WORK TO DO – Retype the material in full, keeping every word the same.

'''

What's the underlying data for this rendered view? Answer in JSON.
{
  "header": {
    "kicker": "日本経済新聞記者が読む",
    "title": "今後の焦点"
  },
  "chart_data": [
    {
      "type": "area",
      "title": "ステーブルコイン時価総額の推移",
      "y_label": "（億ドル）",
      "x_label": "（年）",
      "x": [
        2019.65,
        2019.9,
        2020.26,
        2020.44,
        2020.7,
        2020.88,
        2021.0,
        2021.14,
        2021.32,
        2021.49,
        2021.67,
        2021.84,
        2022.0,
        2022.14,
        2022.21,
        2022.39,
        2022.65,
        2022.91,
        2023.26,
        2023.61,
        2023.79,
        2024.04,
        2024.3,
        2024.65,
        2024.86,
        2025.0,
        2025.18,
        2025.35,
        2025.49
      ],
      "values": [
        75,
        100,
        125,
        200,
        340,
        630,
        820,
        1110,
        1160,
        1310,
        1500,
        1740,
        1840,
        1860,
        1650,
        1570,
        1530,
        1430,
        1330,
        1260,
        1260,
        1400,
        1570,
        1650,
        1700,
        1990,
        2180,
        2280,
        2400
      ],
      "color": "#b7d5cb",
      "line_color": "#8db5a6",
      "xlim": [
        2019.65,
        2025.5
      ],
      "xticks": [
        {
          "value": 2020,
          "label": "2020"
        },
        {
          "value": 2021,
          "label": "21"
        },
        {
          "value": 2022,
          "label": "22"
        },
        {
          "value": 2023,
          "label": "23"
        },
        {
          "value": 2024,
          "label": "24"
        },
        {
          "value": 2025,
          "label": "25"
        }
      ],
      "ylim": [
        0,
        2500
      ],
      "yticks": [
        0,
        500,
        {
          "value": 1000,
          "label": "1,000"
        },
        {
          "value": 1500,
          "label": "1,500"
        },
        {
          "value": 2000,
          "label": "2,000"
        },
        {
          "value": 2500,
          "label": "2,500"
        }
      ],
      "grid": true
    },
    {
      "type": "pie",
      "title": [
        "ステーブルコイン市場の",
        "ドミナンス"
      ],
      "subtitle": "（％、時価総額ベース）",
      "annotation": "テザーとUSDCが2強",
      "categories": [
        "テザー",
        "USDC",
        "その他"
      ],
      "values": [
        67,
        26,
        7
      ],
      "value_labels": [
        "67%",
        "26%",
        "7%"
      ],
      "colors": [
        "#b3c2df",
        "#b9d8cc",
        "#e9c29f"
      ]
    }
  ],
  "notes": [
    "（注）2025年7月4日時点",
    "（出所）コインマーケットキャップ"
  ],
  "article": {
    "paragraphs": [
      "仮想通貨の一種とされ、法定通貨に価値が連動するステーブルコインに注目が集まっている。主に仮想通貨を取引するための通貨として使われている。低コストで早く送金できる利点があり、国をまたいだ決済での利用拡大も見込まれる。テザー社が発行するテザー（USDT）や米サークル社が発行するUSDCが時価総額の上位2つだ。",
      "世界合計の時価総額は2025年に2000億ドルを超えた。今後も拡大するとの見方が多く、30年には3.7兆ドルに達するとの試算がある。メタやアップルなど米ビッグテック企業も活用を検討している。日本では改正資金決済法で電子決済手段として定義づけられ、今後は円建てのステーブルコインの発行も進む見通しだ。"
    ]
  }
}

'''

TASK SOLUTION –
What's the underlying data for this rendered view? Answer in JSON.
{
  "header": {
    "kicker": "日本経済新聞記者が読む",
    "title": "今後の焦点"
  },
  "chart_data": [
    {
      "type": "area",
      "title": "ステーブルコイン時価総額の推移",
      "y_label": "（億ドル）",
      "x_label": "（年）",
      "x": [
        2019.65,
        2019.9,
        2020.26,
        2020.44,
        2020.7,
        2020.88,
        2021.0,
        2021.14,
        2021.32,
        2021.49,
        2021.67,
        2021.84,
        2022.0,
        2022.14,
        2022.21,
        2022.39,
        2022.65,
        2022.91,
        2023.26,
        2023.61,
        2023.79,
        2024.04,
        2024.3,
        2024.65,
        2024.86,
        2025.0,
        2025.18,
        2025.35,
        2025.49
      ],
      "values": [
        75,
        100,
        125,
        200,
        340,
        630,
        820,
        1110,
        1160,
        1310,
        1500,
        1740,
        1840,
        1860,
        1650,
        1570,
        1530,
        1430,
        1330,
        1260,
        1260,
        1400,
        1570,
        1650,
        1700,
        1990,
        2180,
        2280,
        2400
      ],
      "color": "#b7d5cb",
      "line_color": "#8db5a6",
      "xlim": [
        2019.65,
        2025.5
      ],
      "xticks": [
        {
          "value": 2020,
          "label": "2020"
        },
        {
          "value": 2021,
          "label": "21"
        },
        {
          "value": 2022,
          "label": "22"
        },
        {
          "value": 2023,
          "label": "23"
        },
        {
          "value": 2024,
          "label": "24"
        },
        {
          "value": 2025,
          "label": "25"
        }
      ],
      "ylim": [
        0,
        2500
      ],
      "yticks": [
        0,
        500,
        {
          "value": 1000,
          "label": "1,000"
        },
        {
          "value": 1500,
          "label": "1,500"
        },
        {
          "value": 2000,
          "label": "2,000"
        },
        {
          "value": 2500,
          "label": "2,500"
        }
      ],
      "grid": true
    },
    {
      "type": "pie",
      "title": [
        "ステーブルコイン市場の",
        "ドミナンス"
      ],
      "subtitle": "（％、時価総額ベース）",
      "annotation": "テザーとUSDCが2強",
      "categories": [
        "テザー",
        "USDC",
        "その他"
      ],
      "values": [
        67,
        26,
        7
      ],
      "value_labels": [
        "67%",
        "26%",
        "7%"
      ],
      "colors": [
        "#b3c2df",
        "#b9d8cc",
        "#e9c29f"
      ]
    }
  ],
  "notes": [
    "（注）2025年7月4日時点",
    "（出所）コインマーケットキャップ"
  ],
  "article": {
    "paragraphs": [
      "仮想通貨の一種とされ、法定通貨に価値が連動するステーブルコインに注目が集まっている。主に仮想通貨を取引するための通貨として使われている。低コストで早く送金できる利点があり、国をまたいだ決済での利用拡大も見込まれる。テザー社が発行するテザー（USDT）や米サークル社が発行するUSDCが時価総額の上位2つだ。",
      "世界合計の時価総額は2025年に2000億ドルを超えた。今後も拡大するとの見方が多く、30年には3.7兆ドルに達するとの試算がある。メタやアップルなど米ビッグテック企業も活用を検討している。日本では改正資金決済法で電子決済手段として定義づけられ、今後は円建てのステーブルコインの発行も進む見通しだ。"
    ]
  }
}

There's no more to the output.